**Exercise requirements:** Which lines in the records below contain the word "카타르항공"? Copy each one out.

**Records for the task:**

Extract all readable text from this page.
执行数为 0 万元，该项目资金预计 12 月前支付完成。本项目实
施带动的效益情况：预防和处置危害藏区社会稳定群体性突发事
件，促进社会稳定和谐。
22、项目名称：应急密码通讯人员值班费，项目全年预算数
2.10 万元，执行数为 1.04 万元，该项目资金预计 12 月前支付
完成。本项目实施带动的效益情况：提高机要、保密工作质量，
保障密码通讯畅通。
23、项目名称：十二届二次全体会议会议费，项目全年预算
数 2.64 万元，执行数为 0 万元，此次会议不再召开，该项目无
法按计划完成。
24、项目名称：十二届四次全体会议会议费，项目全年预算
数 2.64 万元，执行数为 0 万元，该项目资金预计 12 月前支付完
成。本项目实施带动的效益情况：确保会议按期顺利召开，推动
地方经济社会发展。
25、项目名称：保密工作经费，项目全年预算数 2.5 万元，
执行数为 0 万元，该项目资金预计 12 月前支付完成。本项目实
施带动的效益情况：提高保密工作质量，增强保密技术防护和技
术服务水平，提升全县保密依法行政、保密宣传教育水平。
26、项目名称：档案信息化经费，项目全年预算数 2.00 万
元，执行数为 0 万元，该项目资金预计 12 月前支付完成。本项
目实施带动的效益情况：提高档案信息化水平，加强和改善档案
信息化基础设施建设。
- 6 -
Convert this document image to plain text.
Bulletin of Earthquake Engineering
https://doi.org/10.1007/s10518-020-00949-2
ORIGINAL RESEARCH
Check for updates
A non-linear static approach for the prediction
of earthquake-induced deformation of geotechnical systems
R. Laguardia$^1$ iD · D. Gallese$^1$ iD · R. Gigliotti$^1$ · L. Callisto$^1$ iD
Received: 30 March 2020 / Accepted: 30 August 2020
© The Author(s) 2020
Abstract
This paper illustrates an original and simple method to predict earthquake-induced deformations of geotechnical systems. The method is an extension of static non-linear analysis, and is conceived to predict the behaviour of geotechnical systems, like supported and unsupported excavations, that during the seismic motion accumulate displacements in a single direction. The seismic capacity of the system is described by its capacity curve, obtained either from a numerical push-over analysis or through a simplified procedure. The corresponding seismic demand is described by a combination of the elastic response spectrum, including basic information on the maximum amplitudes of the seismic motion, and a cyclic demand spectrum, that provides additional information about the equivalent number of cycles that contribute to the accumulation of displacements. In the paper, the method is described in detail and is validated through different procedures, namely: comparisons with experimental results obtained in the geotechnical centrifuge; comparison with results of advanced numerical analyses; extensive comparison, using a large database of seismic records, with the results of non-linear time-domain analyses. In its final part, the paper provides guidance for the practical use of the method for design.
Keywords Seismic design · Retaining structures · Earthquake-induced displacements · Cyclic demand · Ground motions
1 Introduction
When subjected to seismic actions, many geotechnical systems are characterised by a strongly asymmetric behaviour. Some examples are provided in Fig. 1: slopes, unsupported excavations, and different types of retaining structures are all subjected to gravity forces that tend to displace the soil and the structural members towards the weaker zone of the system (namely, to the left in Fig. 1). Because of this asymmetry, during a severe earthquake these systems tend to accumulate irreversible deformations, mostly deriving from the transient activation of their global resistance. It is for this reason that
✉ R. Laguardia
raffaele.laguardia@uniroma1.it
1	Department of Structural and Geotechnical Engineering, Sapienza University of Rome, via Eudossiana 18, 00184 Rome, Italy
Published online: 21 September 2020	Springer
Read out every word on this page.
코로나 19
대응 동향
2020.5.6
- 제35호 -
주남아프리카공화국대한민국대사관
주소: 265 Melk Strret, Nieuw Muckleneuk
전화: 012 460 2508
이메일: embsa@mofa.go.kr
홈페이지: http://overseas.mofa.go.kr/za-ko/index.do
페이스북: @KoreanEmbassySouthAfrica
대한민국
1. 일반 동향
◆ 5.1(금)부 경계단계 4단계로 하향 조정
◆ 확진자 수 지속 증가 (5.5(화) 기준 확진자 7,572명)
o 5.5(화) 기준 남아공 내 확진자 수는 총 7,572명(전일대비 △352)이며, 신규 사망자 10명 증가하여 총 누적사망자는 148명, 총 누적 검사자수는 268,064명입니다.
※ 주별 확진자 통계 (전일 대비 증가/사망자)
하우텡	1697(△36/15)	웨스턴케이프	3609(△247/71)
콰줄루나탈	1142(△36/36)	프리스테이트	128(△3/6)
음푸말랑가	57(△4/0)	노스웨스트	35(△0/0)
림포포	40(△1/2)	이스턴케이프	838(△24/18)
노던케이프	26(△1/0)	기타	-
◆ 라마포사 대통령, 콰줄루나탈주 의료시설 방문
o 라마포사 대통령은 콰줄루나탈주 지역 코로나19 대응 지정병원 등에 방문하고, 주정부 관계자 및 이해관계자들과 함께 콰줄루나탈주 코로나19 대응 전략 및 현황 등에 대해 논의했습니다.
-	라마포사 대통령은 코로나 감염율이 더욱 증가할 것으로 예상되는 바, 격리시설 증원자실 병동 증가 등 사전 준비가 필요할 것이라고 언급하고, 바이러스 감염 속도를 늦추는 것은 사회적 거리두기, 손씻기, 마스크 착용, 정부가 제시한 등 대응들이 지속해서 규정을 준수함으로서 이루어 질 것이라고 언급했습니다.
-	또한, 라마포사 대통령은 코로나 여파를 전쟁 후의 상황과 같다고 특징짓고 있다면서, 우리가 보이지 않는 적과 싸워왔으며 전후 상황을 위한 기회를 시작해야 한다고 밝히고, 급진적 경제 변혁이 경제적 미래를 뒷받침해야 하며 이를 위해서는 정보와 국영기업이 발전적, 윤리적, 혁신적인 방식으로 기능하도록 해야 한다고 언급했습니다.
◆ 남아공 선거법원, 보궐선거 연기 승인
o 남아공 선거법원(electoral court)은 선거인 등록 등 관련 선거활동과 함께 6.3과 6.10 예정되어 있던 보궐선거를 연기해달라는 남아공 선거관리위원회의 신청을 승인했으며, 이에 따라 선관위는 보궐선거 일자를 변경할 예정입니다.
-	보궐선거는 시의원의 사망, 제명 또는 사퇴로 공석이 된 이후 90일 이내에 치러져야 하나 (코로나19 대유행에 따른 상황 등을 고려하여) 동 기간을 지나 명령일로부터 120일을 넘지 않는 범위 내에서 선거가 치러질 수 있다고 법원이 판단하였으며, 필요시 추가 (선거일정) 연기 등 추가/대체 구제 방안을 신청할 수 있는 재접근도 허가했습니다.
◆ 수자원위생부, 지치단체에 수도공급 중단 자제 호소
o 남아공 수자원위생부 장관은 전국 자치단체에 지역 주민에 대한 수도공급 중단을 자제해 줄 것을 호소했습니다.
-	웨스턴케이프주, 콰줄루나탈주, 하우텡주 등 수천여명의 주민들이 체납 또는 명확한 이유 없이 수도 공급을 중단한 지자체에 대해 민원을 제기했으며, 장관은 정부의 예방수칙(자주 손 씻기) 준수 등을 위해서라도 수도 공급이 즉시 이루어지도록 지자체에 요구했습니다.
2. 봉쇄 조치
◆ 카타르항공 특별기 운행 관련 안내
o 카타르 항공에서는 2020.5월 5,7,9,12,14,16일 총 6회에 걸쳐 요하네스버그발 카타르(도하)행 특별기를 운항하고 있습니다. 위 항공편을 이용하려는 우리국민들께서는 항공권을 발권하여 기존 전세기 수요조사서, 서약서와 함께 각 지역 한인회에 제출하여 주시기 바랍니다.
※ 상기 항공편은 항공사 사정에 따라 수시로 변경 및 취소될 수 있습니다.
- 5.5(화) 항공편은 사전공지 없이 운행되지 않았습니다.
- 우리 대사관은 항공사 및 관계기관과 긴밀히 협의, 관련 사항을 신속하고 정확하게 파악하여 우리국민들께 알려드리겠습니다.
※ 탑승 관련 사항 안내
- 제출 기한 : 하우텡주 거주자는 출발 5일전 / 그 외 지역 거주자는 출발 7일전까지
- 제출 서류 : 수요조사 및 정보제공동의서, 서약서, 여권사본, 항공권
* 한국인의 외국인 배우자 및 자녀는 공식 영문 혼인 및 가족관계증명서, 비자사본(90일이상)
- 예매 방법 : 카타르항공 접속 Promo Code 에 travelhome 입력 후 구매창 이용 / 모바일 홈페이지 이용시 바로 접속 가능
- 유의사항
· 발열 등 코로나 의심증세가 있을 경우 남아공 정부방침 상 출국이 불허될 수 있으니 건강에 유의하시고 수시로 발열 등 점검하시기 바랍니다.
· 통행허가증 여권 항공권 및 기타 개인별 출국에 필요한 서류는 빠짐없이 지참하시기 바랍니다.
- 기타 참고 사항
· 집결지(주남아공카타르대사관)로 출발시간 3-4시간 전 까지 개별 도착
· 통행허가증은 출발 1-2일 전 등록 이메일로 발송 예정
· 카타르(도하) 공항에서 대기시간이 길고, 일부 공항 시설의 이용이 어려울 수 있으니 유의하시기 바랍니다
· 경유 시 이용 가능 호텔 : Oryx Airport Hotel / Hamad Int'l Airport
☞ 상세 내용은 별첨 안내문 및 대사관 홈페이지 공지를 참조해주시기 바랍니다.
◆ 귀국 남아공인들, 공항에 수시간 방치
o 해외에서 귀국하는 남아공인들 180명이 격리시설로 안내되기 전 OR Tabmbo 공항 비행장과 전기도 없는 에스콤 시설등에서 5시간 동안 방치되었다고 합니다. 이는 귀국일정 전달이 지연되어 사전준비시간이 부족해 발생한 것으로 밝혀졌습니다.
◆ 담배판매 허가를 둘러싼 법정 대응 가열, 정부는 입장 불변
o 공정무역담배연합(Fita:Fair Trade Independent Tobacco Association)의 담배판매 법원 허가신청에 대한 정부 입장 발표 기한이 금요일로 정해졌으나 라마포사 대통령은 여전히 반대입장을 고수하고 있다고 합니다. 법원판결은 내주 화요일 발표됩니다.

**Answer in full:**
◆ 카타르항공 특별기 운행 관련 안내
- 예매 방법 : 카타르항공 접속 Promo Code 에 travelhome 입력 후 구매창 이용 / 모바일 홈페이지 이용시 바로 접속 가능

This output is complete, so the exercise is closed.